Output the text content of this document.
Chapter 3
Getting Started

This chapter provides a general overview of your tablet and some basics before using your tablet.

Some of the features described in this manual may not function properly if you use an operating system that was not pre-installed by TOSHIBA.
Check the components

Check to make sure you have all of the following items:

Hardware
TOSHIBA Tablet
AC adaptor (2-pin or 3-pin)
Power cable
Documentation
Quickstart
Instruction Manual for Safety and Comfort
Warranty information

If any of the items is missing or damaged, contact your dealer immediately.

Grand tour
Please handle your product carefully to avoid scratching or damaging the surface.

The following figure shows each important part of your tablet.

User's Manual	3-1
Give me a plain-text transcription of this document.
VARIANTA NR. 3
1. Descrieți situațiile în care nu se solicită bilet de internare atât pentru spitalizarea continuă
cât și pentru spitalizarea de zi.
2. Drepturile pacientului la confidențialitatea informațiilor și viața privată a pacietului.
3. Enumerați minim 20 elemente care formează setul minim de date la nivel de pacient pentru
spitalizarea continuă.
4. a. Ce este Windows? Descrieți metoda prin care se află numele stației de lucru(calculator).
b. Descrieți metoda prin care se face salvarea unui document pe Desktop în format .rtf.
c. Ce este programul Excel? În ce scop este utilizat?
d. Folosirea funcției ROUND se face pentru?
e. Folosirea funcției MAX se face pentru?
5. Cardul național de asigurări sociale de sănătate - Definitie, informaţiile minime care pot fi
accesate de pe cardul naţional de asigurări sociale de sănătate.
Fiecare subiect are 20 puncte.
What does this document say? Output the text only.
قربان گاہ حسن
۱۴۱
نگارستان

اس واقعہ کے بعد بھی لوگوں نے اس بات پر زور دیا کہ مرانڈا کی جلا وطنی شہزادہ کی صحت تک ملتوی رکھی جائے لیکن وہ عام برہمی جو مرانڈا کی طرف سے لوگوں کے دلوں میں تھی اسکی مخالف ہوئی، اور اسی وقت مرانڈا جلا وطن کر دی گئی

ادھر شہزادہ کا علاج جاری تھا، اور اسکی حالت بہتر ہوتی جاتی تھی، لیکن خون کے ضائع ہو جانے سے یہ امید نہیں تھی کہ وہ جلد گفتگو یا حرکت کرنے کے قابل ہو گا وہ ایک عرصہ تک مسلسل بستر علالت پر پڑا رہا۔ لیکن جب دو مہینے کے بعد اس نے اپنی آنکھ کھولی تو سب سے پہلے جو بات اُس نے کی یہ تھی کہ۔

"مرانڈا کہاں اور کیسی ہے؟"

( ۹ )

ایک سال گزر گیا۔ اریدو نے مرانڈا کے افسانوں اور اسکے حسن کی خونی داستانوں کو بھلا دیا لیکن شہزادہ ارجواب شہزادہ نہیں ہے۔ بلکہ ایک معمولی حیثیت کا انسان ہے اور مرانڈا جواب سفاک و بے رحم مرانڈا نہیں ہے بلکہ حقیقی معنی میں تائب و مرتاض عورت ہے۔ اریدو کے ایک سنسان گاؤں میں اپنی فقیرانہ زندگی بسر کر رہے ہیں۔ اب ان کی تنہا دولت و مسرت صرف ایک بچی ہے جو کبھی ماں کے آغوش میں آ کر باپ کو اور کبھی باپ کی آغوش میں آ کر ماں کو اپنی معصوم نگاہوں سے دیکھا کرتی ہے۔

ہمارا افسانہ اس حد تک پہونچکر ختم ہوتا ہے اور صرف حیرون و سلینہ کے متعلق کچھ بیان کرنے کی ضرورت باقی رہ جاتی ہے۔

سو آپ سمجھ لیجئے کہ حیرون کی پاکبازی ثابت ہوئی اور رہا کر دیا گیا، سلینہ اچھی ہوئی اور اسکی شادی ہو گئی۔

• **Task description**:
From the records above, extract each line exactly as shown.

• **Task solution**:
Output the text content of this document.
Chapter 3
Getting Started

This chapter provides a general overview of your tablet and some basics before using your tablet.

Some of the features described in this manual may not function properly if you use an operating system that was not pre-installed by TOSHIBA.
Check the components

Check to make sure you have all of the following items:

Hardware
TOSHIBA Tablet
AC adaptor (2-pin or 3-pin)
Power cable
Documentation
Quickstart
Instruction Manual for Safety and Comfort
Warranty information

If any of the items is missing or damaged, contact your dealer immediately.

Grand tour
Please handle your product carefully to avoid scratching or damaging the surface.

The following figure shows each important part of your tablet.

User's Manual	3-1
Give me a plain-text transcription of this document.
VARIANTA NR. 3
1. Descrieți situațiile în care nu se solicită bilet de internare atât pentru spitalizarea continuă
cât și pentru spitalizarea de zi.
2. Drepturile pacientului la confidențialitatea informațiilor și viața privată a pacietului.
3. Enumerați minim 20 elemente care formează setul minim de date la nivel de pacient pentru
spitalizarea continuă.
4. a. Ce este Windows? Descrieți metoda prin care se află numele stației de lucru(calculator).
b. Descrieți metoda prin care se face salvarea unui document pe Desktop în format .rtf.
c. Ce este programul Excel? În ce scop este utilizat?
d. Folosirea funcției ROUND se face pentru?
e. Folosirea funcției MAX se face pentru?
5. Cardul național de asigurări sociale de sănătate - Definitie, informaţiile minime care pot fi
accesate de pe cardul naţional de asigurări sociale de sănătate.
Fiecare subiect are 20 puncte.
What does this document say? Output the text only.
قربان گاہ حسن
۱۴۱
نگارستان

اس واقعہ کے بعد بھی لوگوں نے اس بات پر زور دیا کہ مرانڈا کی جلا وطنی شہزادہ کی صحت تک ملتوی رکھی جائے لیکن وہ عام برہمی جو مرانڈا کی طرف سے لوگوں کے دلوں میں تھی اسکی مخالف ہوئی، اور اسی وقت مرانڈا جلا وطن کر دی گئی

ادھر شہزادہ کا علاج جاری تھا، اور اسکی حالت بہتر ہوتی جاتی تھی، لیکن خون کے ضائع ہو جانے سے یہ امید نہیں تھی کہ وہ جلد گفتگو یا حرکت کرنے کے قابل ہو گا وہ ایک عرصہ تک مسلسل بستر علالت پر پڑا رہا۔ لیکن جب دو مہینے کے بعد اس نے اپنی آنکھ کھولی تو سب سے پہلے جو بات اُس نے کی یہ تھی کہ۔

"مرانڈا کہاں اور کیسی ہے؟"

( ۹ )

ایک سال گزر گیا۔ اریدو نے مرانڈا کے افسانوں اور اسکے حسن کی خونی داستانوں کو بھلا دیا لیکن شہزادہ ارجواب شہزادہ نہیں ہے۔ بلکہ ایک معمولی حیثیت کا انسان ہے اور مرانڈا جواب سفاک و بے رحم مرانڈا نہیں ہے بلکہ حقیقی معنی میں تائب و مرتاض عورت ہے۔ اریدو کے ایک سنسان گاؤں میں اپنی فقیرانہ زندگی بسر کر رہے ہیں۔ اب ان کی تنہا دولت و مسرت صرف ایک بچی ہے جو کبھی ماں کے آغوش میں آ کر باپ کو اور کبھی باپ کی آغوش میں آ کر ماں کو اپنی معصوم نگاہوں سے دیکھا کرتی ہے۔

ہمارا افسانہ اس حد تک پہونچکر ختم ہوتا ہے اور صرف حیرون و سلینہ کے متعلق کچھ بیان کرنے کی ضرورت باقی رہ جاتی ہے۔

سو آپ سمجھ لیجئے کہ حیرون کی پاکبازی ثابت ہوئی اور رہا کر دیا گیا، سلینہ اچھی ہوئی اور اسکی شادی ہو گئی۔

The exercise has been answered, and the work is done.